### Information supplied
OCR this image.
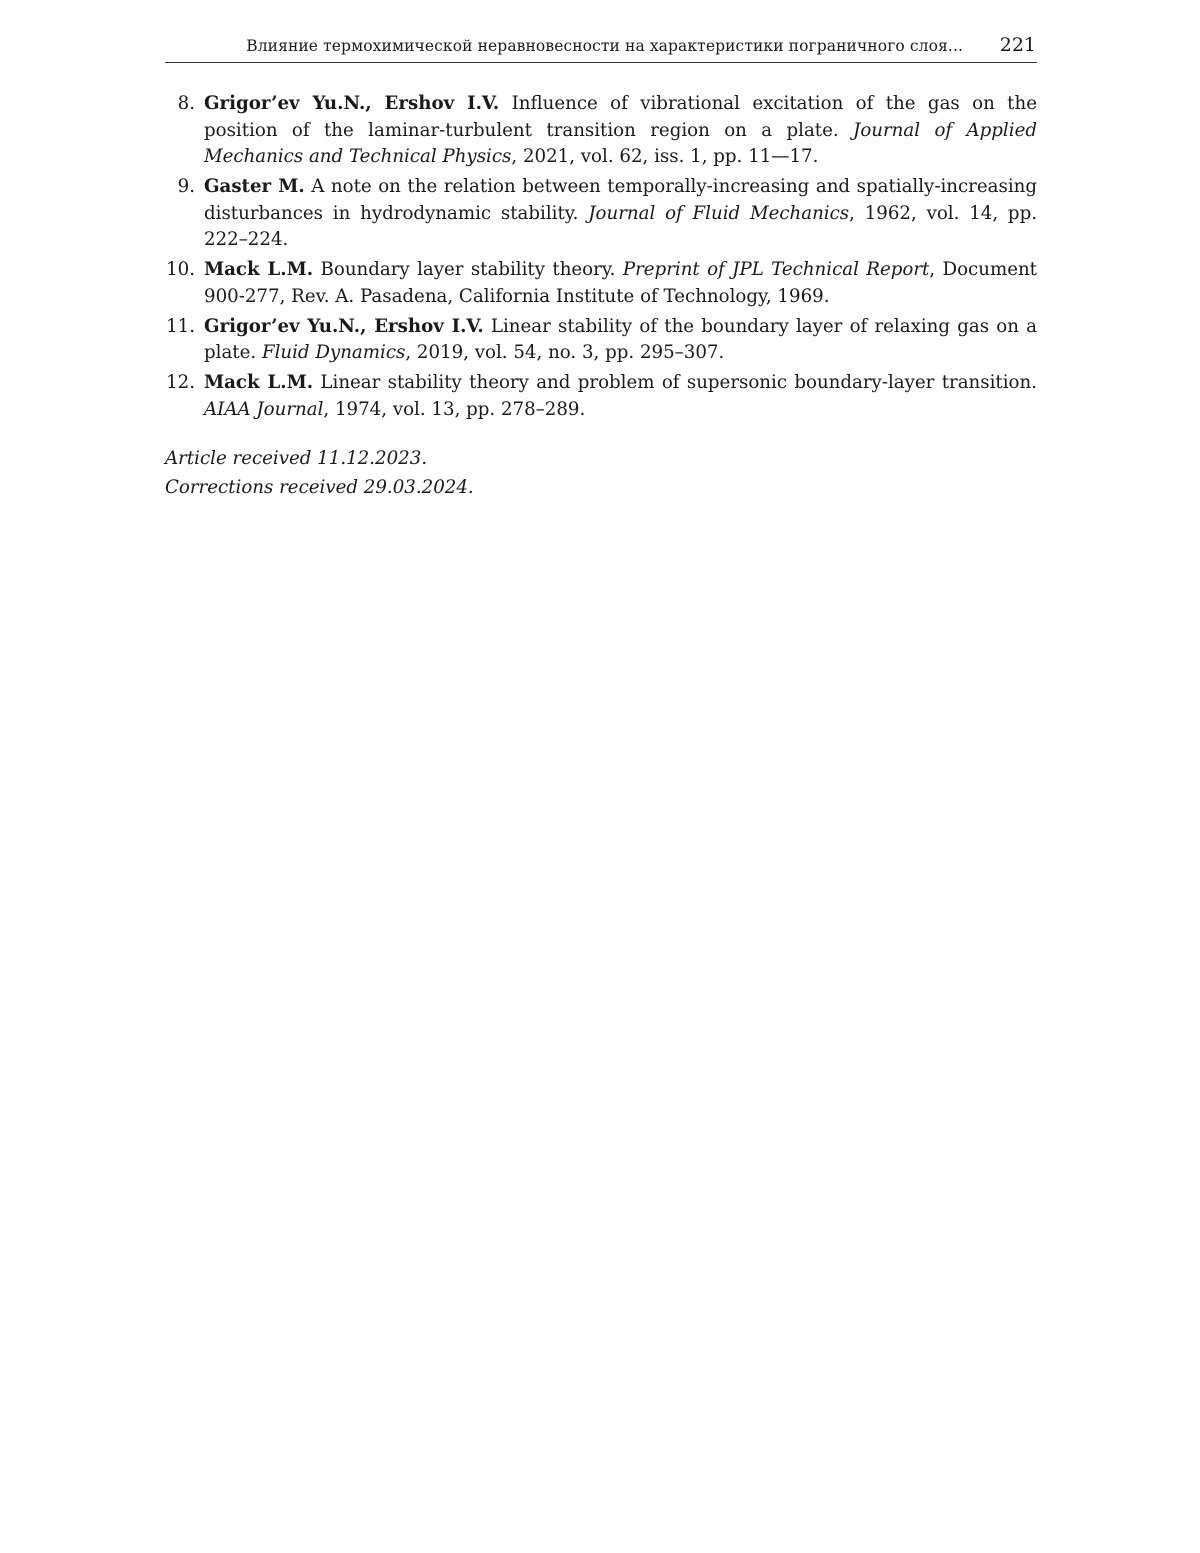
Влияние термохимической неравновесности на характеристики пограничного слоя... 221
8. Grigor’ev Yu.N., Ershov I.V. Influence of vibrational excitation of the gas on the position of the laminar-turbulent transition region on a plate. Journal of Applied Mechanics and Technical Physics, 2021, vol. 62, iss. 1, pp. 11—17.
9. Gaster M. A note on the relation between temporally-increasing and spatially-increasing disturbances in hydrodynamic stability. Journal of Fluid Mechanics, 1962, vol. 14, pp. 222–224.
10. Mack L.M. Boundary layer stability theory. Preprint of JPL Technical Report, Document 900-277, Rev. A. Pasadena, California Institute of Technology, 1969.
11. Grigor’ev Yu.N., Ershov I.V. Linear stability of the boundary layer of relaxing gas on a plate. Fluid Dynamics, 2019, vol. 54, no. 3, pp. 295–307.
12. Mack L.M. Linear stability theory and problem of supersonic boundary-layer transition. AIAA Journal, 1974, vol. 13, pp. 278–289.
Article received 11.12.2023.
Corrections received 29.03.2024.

...

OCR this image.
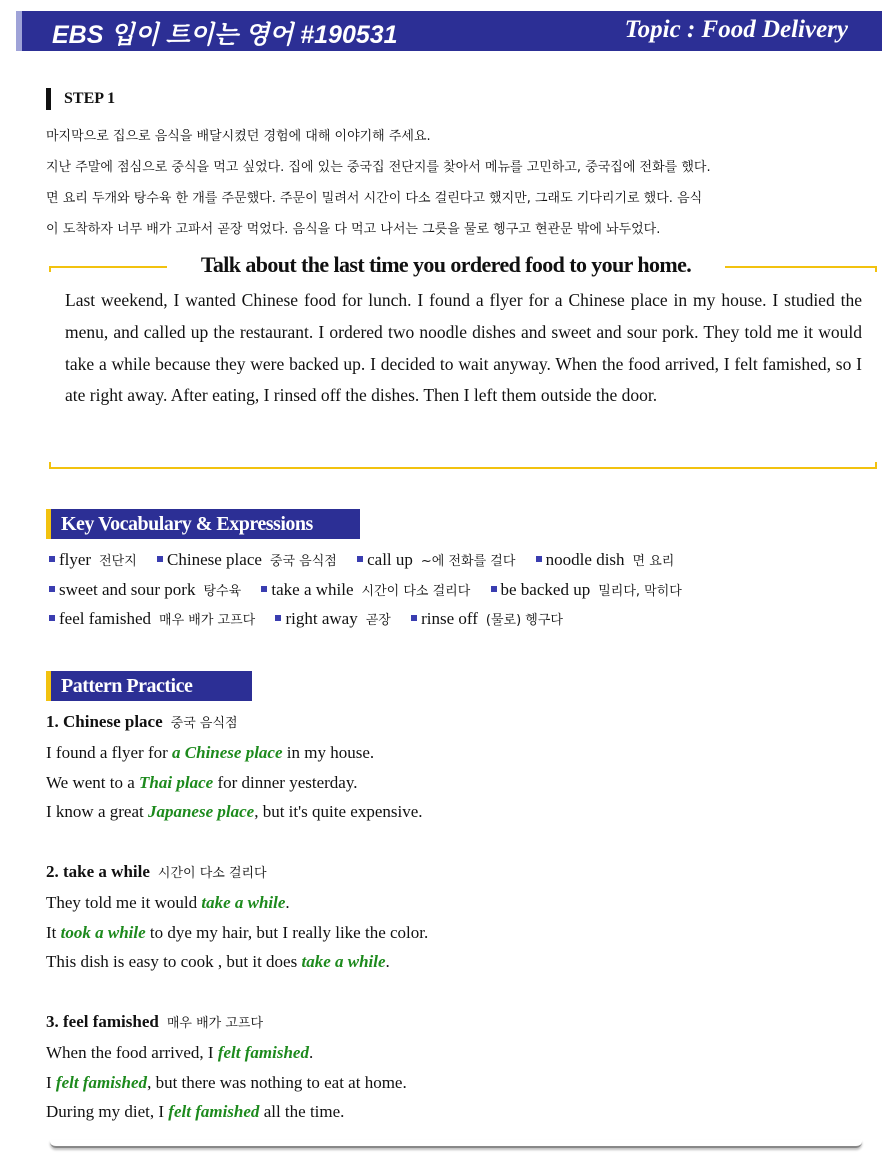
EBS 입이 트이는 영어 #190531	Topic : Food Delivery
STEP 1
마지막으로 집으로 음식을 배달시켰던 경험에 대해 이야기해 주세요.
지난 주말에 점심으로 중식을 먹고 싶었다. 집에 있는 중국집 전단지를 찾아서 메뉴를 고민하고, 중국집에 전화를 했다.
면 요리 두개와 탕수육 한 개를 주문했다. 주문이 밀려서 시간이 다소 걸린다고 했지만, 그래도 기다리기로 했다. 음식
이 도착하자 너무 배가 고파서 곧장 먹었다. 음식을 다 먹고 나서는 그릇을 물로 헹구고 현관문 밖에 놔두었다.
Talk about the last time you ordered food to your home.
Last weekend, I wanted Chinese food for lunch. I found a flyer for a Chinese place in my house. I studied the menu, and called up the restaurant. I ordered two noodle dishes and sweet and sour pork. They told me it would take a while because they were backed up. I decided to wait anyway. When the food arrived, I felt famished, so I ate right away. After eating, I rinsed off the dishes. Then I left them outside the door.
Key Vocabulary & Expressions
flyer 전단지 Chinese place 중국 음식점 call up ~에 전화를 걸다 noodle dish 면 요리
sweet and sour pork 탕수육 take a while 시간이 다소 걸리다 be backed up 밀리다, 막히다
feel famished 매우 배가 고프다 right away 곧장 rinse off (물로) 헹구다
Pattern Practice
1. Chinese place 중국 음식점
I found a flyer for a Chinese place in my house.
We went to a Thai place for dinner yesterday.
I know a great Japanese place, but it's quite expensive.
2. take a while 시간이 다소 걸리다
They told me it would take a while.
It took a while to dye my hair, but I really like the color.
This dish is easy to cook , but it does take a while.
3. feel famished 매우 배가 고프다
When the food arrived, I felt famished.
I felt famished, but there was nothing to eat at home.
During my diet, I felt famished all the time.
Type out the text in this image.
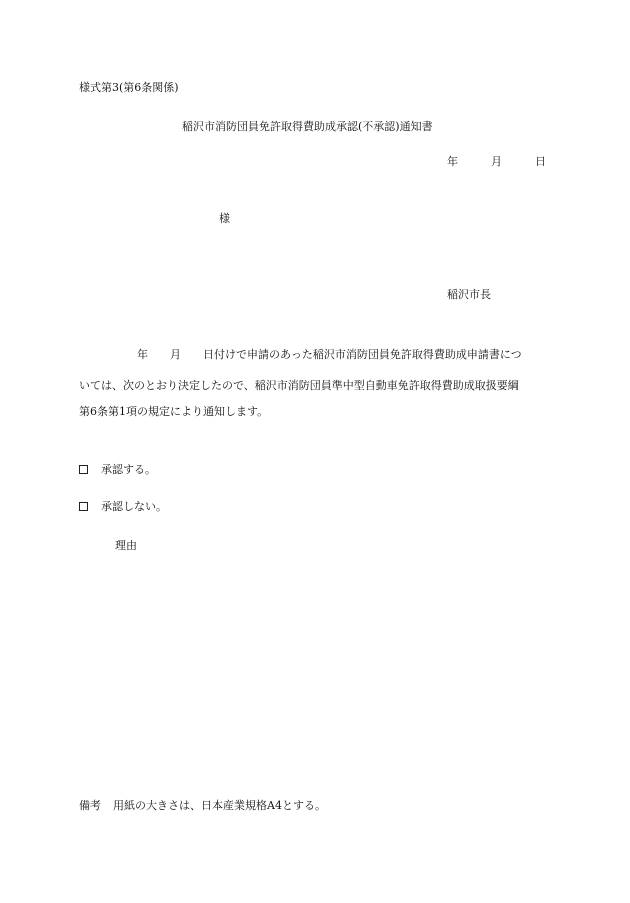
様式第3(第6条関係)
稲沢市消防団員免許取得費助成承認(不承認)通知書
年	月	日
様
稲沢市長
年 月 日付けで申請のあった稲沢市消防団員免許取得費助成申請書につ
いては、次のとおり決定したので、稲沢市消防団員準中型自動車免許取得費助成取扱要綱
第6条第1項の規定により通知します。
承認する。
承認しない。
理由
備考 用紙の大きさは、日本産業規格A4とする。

...

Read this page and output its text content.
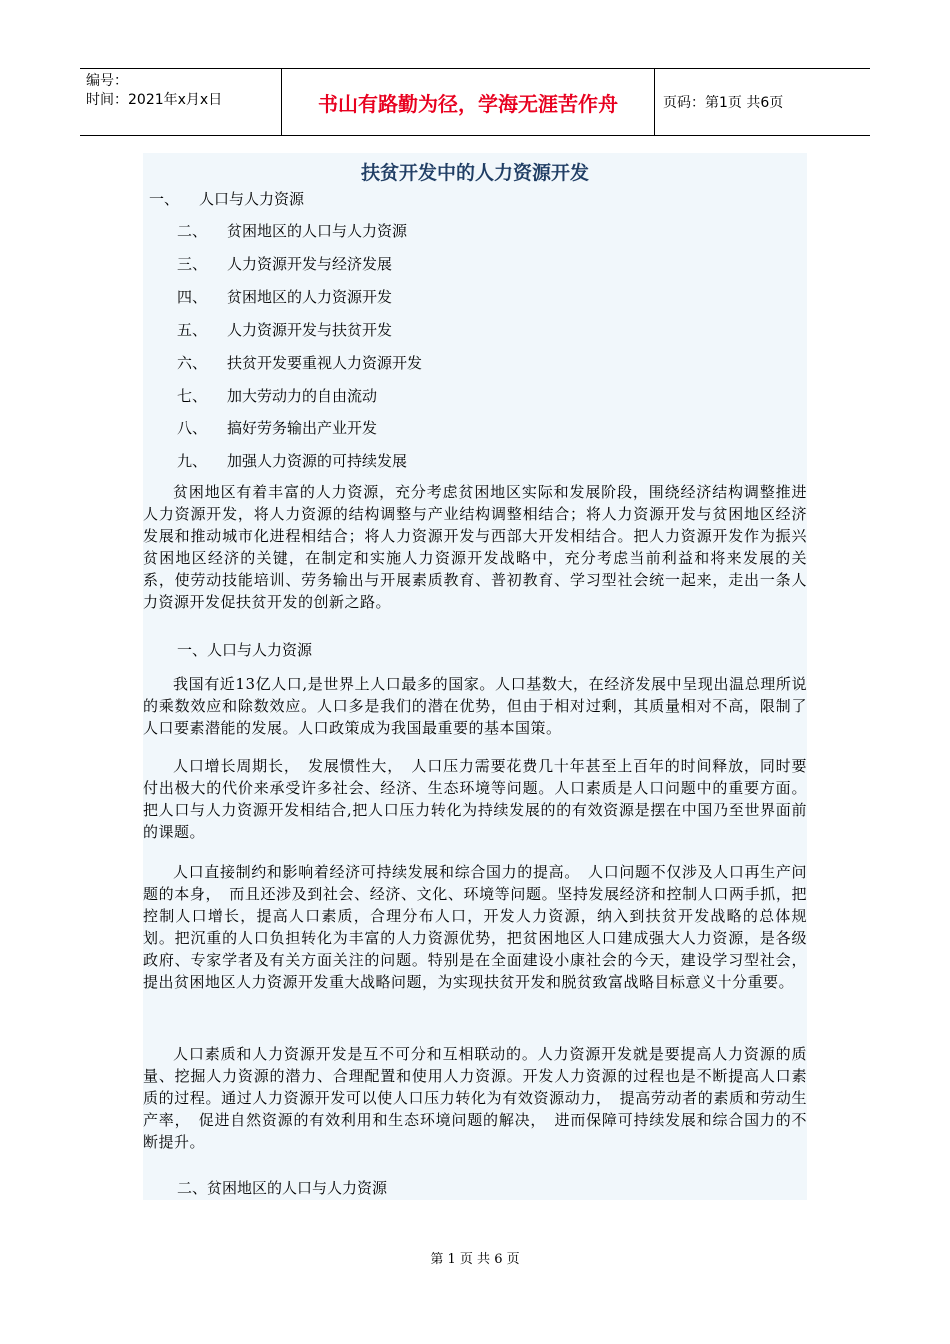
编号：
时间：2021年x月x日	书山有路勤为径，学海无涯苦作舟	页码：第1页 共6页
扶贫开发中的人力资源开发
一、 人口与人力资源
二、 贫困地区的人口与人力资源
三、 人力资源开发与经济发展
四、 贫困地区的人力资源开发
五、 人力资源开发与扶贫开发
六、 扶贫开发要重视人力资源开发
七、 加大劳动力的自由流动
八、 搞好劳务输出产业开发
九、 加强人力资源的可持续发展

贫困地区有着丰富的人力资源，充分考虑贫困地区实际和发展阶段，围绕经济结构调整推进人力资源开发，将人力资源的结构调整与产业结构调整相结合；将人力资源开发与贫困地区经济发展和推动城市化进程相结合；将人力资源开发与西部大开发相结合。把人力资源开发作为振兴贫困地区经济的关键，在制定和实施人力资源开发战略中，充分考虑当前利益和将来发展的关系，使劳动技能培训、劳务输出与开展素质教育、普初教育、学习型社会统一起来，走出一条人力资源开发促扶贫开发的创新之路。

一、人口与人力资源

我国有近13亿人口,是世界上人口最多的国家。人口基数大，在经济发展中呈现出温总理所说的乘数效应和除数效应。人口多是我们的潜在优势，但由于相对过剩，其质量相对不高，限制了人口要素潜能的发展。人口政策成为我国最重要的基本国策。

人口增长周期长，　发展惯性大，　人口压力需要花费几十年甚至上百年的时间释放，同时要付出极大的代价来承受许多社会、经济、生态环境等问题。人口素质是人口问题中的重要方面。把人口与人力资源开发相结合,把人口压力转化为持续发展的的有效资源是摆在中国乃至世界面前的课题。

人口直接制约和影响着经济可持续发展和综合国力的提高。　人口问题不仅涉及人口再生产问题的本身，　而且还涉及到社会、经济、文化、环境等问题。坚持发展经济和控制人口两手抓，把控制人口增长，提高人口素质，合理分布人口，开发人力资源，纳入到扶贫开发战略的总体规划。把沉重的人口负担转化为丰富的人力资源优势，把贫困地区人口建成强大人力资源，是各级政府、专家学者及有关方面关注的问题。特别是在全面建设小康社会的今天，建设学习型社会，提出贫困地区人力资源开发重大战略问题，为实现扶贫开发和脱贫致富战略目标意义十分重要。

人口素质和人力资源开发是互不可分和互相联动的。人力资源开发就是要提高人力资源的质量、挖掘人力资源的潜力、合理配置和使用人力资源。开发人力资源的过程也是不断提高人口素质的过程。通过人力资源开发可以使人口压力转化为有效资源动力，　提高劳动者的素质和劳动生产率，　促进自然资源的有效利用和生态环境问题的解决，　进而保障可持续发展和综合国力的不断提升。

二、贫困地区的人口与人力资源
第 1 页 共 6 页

### Requirements
State the number of lines above that hold the string "Technical", with nothing added.

### Correct response
2